*WHAT TO PRODUCE*
Could you reproduce, character for character, the rows between the line holding "List UI elements" and the line holding "y-tick-label-1: 0.1: [1423, 607, 1447, 625]", inclusive? Leave the pictures out of your copy.

*TASK DATA*
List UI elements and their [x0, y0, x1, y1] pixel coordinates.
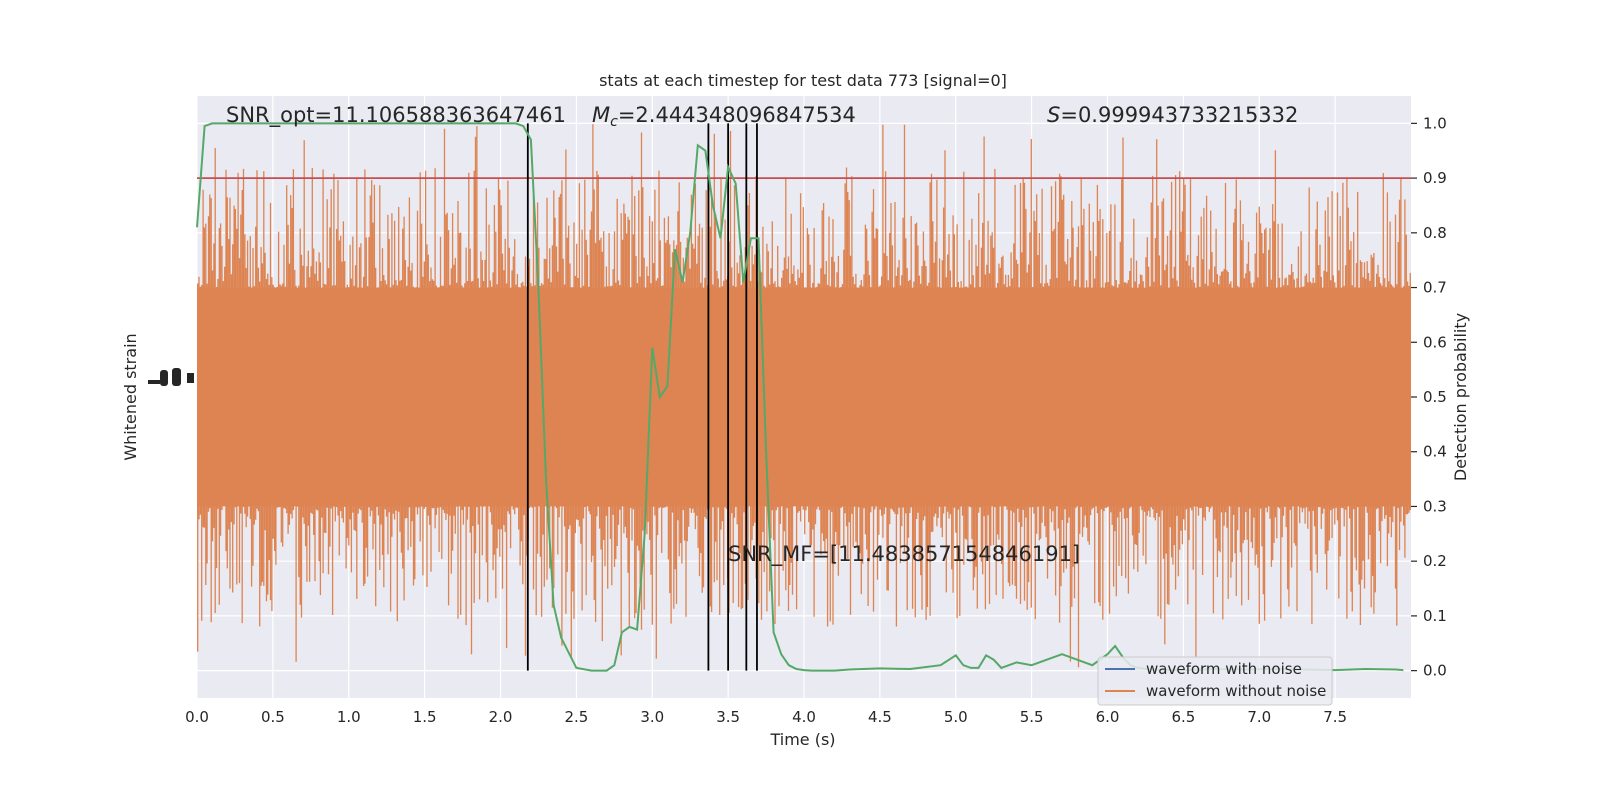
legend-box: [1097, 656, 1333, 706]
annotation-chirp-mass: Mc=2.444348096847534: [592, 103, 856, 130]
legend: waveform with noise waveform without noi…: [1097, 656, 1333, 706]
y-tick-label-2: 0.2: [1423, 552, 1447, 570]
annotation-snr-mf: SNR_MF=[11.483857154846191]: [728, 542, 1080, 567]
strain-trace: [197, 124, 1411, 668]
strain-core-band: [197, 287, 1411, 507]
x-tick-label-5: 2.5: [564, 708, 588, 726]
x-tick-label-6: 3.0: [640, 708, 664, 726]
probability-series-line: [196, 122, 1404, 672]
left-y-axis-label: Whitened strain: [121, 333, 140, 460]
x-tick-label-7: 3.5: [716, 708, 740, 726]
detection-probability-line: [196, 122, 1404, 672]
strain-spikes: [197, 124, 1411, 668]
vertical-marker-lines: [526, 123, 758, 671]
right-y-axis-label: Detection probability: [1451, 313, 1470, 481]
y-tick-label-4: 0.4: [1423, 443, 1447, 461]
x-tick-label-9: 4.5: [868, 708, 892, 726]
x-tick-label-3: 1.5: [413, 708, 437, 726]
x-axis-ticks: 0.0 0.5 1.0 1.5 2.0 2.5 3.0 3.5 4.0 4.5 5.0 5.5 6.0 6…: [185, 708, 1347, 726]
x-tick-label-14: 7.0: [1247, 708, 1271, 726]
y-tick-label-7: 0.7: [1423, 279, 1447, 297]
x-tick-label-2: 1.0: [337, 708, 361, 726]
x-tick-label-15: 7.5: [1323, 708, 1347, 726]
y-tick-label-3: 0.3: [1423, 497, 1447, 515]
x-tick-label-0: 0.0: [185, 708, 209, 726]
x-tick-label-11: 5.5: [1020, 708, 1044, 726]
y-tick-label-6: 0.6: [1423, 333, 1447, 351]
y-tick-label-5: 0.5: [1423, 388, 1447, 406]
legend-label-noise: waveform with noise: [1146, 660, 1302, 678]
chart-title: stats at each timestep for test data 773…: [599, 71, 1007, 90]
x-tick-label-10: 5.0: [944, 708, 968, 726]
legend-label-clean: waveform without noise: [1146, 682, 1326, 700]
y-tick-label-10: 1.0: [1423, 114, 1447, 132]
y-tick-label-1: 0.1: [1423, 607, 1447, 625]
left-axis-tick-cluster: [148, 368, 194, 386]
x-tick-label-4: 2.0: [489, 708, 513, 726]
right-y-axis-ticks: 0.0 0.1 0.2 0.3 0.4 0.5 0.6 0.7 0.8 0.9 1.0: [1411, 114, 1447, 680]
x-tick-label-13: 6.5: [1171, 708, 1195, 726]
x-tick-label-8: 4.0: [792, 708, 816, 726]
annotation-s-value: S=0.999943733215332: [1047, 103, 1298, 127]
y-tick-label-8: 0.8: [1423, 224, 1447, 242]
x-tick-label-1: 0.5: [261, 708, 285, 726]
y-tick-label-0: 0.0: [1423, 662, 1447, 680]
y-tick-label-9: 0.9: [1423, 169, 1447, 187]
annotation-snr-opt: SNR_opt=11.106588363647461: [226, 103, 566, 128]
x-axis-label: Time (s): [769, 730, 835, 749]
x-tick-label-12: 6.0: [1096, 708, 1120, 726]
---
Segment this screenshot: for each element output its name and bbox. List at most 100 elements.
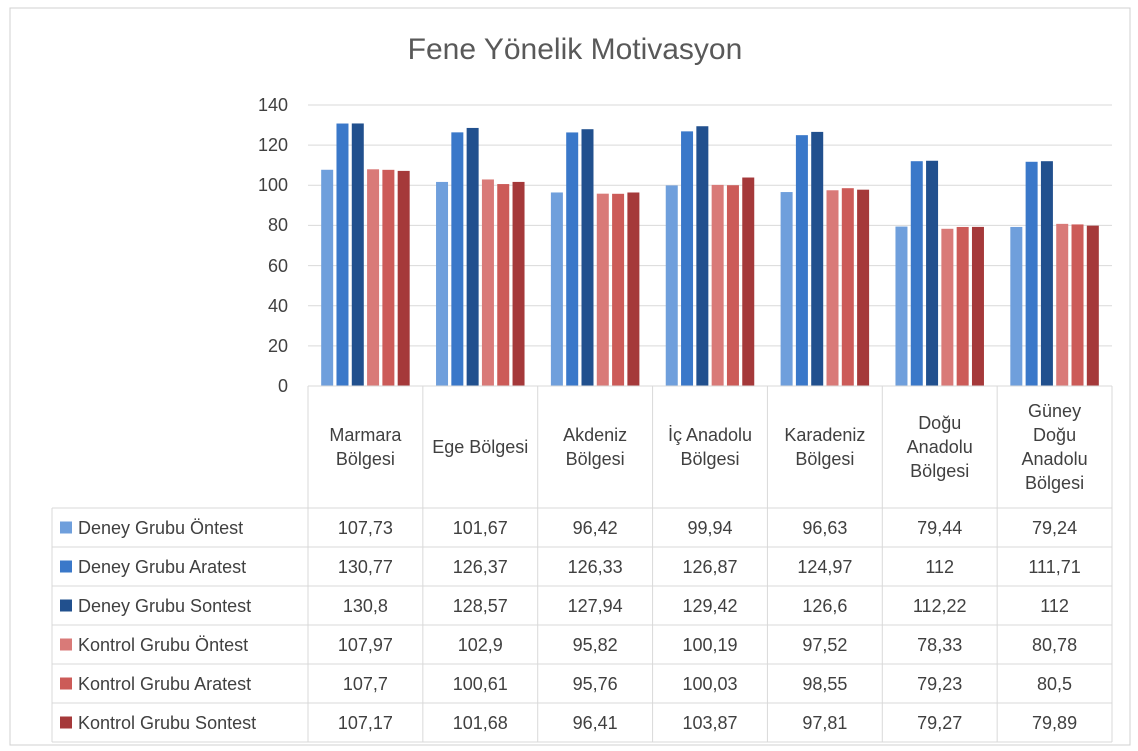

*EXPECTED ANSWER*
List UI elements and their [x0, y0, x1, y1] pixel coordinates.
legend-box: [1097, 656, 1333, 706]
annotation-chirp-mass: Mc=2.444348096847534: [592, 103, 856, 130]
legend: waveform with noise waveform without noi…: [1097, 656, 1333, 706]
y-tick-label-2: 0.2: [1423, 552, 1447, 570]
annotation-snr-mf: SNR_MF=[11.483857154846191]: [728, 542, 1080, 567]
strain-trace: [197, 124, 1411, 668]
strain-core-band: [197, 287, 1411, 507]
x-tick-label-5: 2.5: [564, 708, 588, 726]
x-tick-label-6: 3.0: [640, 708, 664, 726]
probability-series-line: [196, 122, 1404, 672]
left-y-axis-label: Whitened strain: [121, 333, 140, 460]
x-tick-label-7: 3.5: [716, 708, 740, 726]
detection-probability-line: [196, 122, 1404, 672]
strain-spikes: [197, 124, 1411, 668]
vertical-marker-lines: [526, 123, 758, 671]
right-y-axis-label: Detection probability: [1451, 313, 1470, 481]
y-tick-label-4: 0.4: [1423, 443, 1447, 461]
x-tick-label-9: 4.5: [868, 708, 892, 726]
x-tick-label-3: 1.5: [413, 708, 437, 726]
x-axis-ticks: 0.0 0.5 1.0 1.5 2.0 2.5 3.0 3.5 4.0 4.5 5.0 5.5 6.0 6…: [185, 708, 1347, 726]
x-tick-label-14: 7.0: [1247, 708, 1271, 726]
y-tick-label-7: 0.7: [1423, 279, 1447, 297]
x-tick-label-2: 1.0: [337, 708, 361, 726]
x-tick-label-15: 7.5: [1323, 708, 1347, 726]
y-tick-label-3: 0.3: [1423, 497, 1447, 515]
x-tick-label-0: 0.0: [185, 708, 209, 726]
x-tick-label-11: 5.5: [1020, 708, 1044, 726]
y-tick-label-6: 0.6: [1423, 333, 1447, 351]
y-tick-label-5: 0.5: [1423, 388, 1447, 406]
legend-label-noise: waveform with noise: [1146, 660, 1302, 678]
chart-title: stats at each timestep for test data 773…: [599, 71, 1007, 90]
x-tick-label-10: 5.0: [944, 708, 968, 726]
legend-label-clean: waveform without noise: [1146, 682, 1326, 700]
y-tick-label-10: 1.0: [1423, 114, 1447, 132]
y-tick-label-1: 0.1: [1423, 607, 1447, 625]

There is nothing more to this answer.